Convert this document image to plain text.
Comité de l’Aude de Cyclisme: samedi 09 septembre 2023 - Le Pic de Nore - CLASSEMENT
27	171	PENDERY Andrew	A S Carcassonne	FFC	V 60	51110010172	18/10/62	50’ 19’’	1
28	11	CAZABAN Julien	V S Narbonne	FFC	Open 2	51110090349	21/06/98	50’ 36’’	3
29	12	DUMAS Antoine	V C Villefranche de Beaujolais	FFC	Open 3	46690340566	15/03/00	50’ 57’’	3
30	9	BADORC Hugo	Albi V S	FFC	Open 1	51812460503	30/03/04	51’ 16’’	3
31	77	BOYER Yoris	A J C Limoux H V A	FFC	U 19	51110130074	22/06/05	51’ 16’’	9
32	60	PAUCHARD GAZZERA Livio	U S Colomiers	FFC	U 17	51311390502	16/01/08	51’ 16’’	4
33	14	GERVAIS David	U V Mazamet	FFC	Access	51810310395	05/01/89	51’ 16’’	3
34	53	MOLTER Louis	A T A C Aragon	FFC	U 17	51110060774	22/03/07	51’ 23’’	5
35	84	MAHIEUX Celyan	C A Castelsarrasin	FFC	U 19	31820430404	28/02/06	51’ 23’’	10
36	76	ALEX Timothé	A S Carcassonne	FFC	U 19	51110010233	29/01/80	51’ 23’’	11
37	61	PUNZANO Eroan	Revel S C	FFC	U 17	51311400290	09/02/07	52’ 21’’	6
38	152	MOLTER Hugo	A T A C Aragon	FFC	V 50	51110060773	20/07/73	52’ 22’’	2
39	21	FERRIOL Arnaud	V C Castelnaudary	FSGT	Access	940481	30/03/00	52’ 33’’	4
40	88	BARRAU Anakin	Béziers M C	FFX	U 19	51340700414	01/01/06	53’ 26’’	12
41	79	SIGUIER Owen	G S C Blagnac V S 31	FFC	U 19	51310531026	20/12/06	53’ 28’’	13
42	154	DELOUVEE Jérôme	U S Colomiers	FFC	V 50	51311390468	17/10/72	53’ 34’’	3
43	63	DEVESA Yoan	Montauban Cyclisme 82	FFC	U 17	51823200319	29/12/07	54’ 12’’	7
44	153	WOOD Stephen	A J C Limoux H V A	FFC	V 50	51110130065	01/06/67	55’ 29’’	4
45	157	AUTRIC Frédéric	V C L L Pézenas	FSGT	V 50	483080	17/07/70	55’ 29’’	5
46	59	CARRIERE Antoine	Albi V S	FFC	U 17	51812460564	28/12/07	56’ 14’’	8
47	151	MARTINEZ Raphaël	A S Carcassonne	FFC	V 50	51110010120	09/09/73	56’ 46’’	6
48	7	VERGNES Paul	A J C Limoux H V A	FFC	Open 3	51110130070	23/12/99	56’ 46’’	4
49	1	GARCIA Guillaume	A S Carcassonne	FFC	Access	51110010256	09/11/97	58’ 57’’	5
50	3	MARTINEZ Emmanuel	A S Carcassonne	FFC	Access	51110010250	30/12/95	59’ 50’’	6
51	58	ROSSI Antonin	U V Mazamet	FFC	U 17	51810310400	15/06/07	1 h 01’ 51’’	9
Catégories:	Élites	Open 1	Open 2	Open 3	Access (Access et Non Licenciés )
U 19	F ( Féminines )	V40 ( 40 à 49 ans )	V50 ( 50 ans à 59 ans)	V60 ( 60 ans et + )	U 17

********

_EXERCISE OBJECTIVE_
Copy out each line of the data containing the string "Open".

_EXERCISE SOLUTION_
28	11	CAZABAN Julien	V S Narbonne	FFC	Open 2	51110090349	21/06/98	50’ 36’’	3
29	12	DUMAS Antoine	V C Villefranche de Beaujolais	FFC	Open 3	46690340566	15/03/00	50’ 57’’	3
30	9	BADORC Hugo	Albi V S	FFC	Open 1	51812460503	30/03/04	51’ 16’’	3
48	7	VERGNES Paul	A J C Limoux H V A	FFC	Open 3	51110130070	23/12/99	56’ 46’’	4
Catégories:	Élites	Open 1	Open 2	Open 3	Access (Access et Non Licenciés )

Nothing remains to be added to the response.